Return every entry exactly as written.

[Figure content listings]
****************************************
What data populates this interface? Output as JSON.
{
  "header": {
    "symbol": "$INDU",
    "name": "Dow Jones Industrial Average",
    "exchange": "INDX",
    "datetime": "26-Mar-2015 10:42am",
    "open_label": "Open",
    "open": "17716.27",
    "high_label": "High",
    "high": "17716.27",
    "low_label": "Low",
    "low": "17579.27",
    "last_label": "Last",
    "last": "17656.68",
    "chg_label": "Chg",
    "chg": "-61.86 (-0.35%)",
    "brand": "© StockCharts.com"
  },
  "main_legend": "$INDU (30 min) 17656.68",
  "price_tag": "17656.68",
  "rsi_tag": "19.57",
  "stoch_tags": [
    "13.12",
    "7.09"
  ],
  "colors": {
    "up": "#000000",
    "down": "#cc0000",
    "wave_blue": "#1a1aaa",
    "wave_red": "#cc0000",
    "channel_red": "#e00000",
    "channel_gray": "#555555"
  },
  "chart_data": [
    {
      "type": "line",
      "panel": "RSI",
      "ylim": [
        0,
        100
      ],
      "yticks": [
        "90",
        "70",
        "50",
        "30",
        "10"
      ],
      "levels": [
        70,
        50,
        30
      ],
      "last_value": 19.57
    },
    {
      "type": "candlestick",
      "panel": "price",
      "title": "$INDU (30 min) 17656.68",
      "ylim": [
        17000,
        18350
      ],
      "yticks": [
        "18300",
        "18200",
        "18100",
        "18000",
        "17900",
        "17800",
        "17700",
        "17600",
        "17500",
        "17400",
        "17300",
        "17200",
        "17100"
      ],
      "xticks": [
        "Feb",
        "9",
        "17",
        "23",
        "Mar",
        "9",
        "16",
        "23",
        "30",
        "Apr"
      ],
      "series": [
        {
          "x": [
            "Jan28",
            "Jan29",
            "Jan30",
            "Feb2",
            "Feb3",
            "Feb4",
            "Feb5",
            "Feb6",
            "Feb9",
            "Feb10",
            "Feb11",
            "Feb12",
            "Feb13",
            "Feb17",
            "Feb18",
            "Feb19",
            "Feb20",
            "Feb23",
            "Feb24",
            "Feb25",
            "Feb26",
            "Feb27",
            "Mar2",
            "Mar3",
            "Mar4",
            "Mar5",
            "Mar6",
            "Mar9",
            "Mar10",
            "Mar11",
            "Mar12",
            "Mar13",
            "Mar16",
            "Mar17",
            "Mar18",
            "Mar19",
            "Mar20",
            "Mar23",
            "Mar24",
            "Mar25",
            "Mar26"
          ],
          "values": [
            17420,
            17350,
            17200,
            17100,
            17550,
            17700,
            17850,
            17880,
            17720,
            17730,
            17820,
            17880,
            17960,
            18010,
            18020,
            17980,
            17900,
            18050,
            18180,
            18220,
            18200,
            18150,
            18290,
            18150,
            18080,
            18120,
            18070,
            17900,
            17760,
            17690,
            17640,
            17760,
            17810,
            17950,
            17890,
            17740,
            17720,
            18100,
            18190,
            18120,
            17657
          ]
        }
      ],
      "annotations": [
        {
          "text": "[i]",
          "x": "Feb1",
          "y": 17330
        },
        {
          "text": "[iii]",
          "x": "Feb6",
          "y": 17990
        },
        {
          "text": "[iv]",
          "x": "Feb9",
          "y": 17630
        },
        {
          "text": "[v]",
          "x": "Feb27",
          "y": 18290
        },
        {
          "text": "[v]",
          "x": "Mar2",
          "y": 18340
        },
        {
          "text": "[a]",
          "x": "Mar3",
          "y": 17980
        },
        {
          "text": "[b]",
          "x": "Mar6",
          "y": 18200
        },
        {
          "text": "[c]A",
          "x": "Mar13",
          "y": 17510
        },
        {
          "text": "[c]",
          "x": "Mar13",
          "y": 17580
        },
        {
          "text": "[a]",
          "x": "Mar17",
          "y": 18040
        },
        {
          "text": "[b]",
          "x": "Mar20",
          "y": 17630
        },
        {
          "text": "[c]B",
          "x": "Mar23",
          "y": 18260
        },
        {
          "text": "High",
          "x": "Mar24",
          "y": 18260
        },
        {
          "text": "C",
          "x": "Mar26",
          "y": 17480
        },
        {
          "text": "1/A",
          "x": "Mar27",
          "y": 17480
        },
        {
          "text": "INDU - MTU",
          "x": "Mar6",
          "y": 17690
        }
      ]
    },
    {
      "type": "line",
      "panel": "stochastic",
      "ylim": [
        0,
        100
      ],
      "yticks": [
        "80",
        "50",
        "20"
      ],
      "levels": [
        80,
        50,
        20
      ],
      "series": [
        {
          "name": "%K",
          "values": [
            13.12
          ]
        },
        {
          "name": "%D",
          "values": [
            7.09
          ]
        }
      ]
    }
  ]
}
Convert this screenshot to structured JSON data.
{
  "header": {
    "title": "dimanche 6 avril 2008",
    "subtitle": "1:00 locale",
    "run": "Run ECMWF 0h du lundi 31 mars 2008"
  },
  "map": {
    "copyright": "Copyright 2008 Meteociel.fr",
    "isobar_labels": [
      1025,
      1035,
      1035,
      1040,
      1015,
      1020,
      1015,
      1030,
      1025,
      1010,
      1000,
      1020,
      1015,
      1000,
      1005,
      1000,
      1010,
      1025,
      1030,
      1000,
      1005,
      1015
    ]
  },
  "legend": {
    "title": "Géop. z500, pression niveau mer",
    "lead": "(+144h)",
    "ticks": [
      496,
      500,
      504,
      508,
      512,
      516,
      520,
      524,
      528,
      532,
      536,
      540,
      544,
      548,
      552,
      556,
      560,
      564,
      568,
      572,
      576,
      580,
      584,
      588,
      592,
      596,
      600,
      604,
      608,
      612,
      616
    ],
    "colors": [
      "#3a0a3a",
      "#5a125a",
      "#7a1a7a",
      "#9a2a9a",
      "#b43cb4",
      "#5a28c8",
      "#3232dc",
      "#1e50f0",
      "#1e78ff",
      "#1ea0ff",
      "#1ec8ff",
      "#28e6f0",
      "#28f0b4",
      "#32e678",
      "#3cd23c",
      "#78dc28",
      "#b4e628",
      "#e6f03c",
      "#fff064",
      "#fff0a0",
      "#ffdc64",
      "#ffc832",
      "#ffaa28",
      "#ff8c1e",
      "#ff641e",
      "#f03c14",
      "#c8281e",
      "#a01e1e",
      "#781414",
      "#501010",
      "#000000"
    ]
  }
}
****************************************
### ANSWER TO THIS EXERCISE
What data populates this interface? Output as JSON.
{
  "header": {
    "symbol": "$INDU",
    "name": "Dow Jones Industrial Average",
    "exchange": "INDX",
    "datetime": "26-Mar-2015 10:42am",
    "open_label": "Open",
    "open": "17716.27",
    "high_label": "High",
    "high": "17716.27",
    "low_label": "Low",
    "low": "17579.27",
    "last_label": "Last",
    "last": "17656.68",
    "chg_label": "Chg",
    "chg": "-61.86 (-0.35%)",
    "brand": "© StockCharts.com"
  },
  "main_legend": "$INDU (30 min) 17656.68",
  "price_tag": "17656.68",
  "rsi_tag": "19.57",
  "stoch_tags": [
    "13.12",
    "7.09"
  ],
  "colors": {
    "up": "#000000",
    "down": "#cc0000",
    "wave_blue": "#1a1aaa",
    "wave_red": "#cc0000",
    "channel_red": "#e00000",
    "channel_gray": "#555555"
  },
  "chart_data": [
    {
      "type": "line",
      "panel": "RSI",
      "ylim": [
        0,
        100
      ],
      "yticks": [
        "90",
        "70",
        "50",
        "30",
        "10"
      ],
      "levels": [
        70,
        50,
        30
      ],
      "last_value": 19.57
    },
    {
      "type": "candlestick",
      "panel": "price",
      "title": "$INDU (30 min) 17656.68",
      "ylim": [
        17000,
        18350
      ],
      "yticks": [
        "18300",
        "18200",
        "18100",
        "18000",
        "17900",
        "17800",
        "17700",
        "17600",
        "17500",
        "17400",
        "17300",
        "17200",
        "17100"
      ],
      "xticks": [
        "Feb",
        "9",
        "17",
        "23",
        "Mar",
        "9",
        "16",
        "23",
        "30",
        "Apr"
      ],
      "series": [
        {
          "x": [
            "Jan28",
            "Jan29",
            "Jan30",
            "Feb2",
            "Feb3",
            "Feb4",
            "Feb5",
            "Feb6",
            "Feb9",
            "Feb10",
            "Feb11",
            "Feb12",
            "Feb13",
            "Feb17",
            "Feb18",
            "Feb19",
            "Feb20",
            "Feb23",
            "Feb24",
            "Feb25",
            "Feb26",
            "Feb27",
            "Mar2",
            "Mar3",
            "Mar4",
            "Mar5",
            "Mar6",
            "Mar9",
            "Mar10",
            "Mar11",
            "Mar12",
            "Mar13",
            "Mar16",
            "Mar17",
            "Mar18",
            "Mar19",
            "Mar20",
            "Mar23",
            "Mar24",
            "Mar25",
            "Mar26"
          ],
          "values": [
            17420,
            17350,
            17200,
            17100,
            17550,
            17700,
            17850,
            17880,
            17720,
            17730,
            17820,
            17880,
            17960,
            18010,
            18020,
            17980,
            17900,
            18050,
            18180,
            18220,
            18200,
            18150,
            18290,
            18150,
            18080,
            18120,
            18070,
            17900,
            17760,
            17690,
            17640,
            17760,
            17810,
            17950,
            17890,
            17740,
            17720,
            18100,
            18190,
            18120,
            17657
          ]
        }
      ],
      "annotations": [
        {
          "text": "[i]",
          "x": "Feb1",
          "y": 17330
        },
        {
          "text": "[iii]",
          "x": "Feb6",
          "y": 17990
        },
        {
          "text": "[iv]",
          "x": "Feb9",
          "y": 17630
        },
        {
          "text": "[v]",
          "x": "Feb27",
          "y": 18290
        },
        {
          "text": "[v]",
          "x": "Mar2",
          "y": 18340
        },
        {
          "text": "[a]",
          "x": "Mar3",
          "y": 17980
        },
        {
          "text": "[b]",
          "x": "Mar6",
          "y": 18200
        },
        {
          "text": "[c]A",
          "x": "Mar13",
          "y": 17510
        },
        {
          "text": "[c]",
          "x": "Mar13",
          "y": 17580
        },
        {
          "text": "[a]",
          "x": "Mar17",
          "y": 18040
        },
        {
          "text": "[b]",
          "x": "Mar20",
          "y": 17630
        },
        {
          "text": "[c]B",
          "x": "Mar23",
          "y": 18260
        },
        {
          "text": "High",
          "x": "Mar24",
          "y": 18260
        },
        {
          "text": "C",
          "x": "Mar26",
          "y": 17480
        },
        {
          "text": "1/A",
          "x": "Mar27",
          "y": 17480
        },
        {
          "text": "INDU - MTU",
          "x": "Mar6",
          "y": 17690
        }
      ]
    },
    {
      "type": "line",
      "panel": "stochastic",
      "ylim": [
        0,
        100
      ],
      "yticks": [
        "80",
        "50",
        "20"
      ],
      "levels": [
        80,
        50,
        20
      ],
      "series": [
        {
          "name": "%K",
          "values": [
            13.12
          ]
        },
        {
          "name": "%D",
          "values": [
            7.09
          ]
        }
      ]
    }
  ]
}
Convert this screenshot to structured JSON data.
{
  "header": {
    "title": "dimanche 6 avril 2008",
    "subtitle": "1:00 locale",
    "run": "Run ECMWF 0h du lundi 31 mars 2008"
  },
  "map": {
    "copyright": "Copyright 2008 Meteociel.fr",
    "isobar_labels": [
      1025,
      1035,
      1035,
      1040,
      1015,
      1020,
      1015,
      1030,
      1025,
      1010,
      1000,
      1020,
      1015,
      1000,
      1005,
      1000,
      1010,
      1025,
      1030,
      1000,
      1005,
      1015
    ]
  },
  "legend": {
    "title": "Géop. z500, pression niveau mer",
    "lead": "(+144h)",
    "ticks": [
      496,
      500,
      504,
      508,
      512,
      516,
      520,
      524,
      528,
      532,
      536,
      540,
      544,
      548,
      552,
      556,
      560,
      564,
      568,
      572,
      576,
      580,
      584,
      588,
      592,
      596,
      600,
      604,
      608,
      612,
      616
    ],
    "colors": [
      "#3a0a3a",
      "#5a125a",
      "#7a1a7a",
      "#9a2a9a",
      "#b43cb4",
      "#5a28c8",
      "#3232dc",
      "#1e50f0",
      "#1e78ff",
      "#1ea0ff",
      "#1ec8ff",
      "#28e6f0",
      "#28f0b4",
      "#32e678",
      "#3cd23c",
      "#78dc28",
      "#b4e628",
      "#e6f03c",
      "#fff064",
      "#fff0a0",
      "#ffdc64",
      "#ffc832",
      "#ffaa28",
      "#ff8c1e",
      "#ff641e",
      "#f03c14",
      "#c8281e",
      "#a01e1e",
      "#781414",
      "#501010",
      "#000000"
    ]
  }
}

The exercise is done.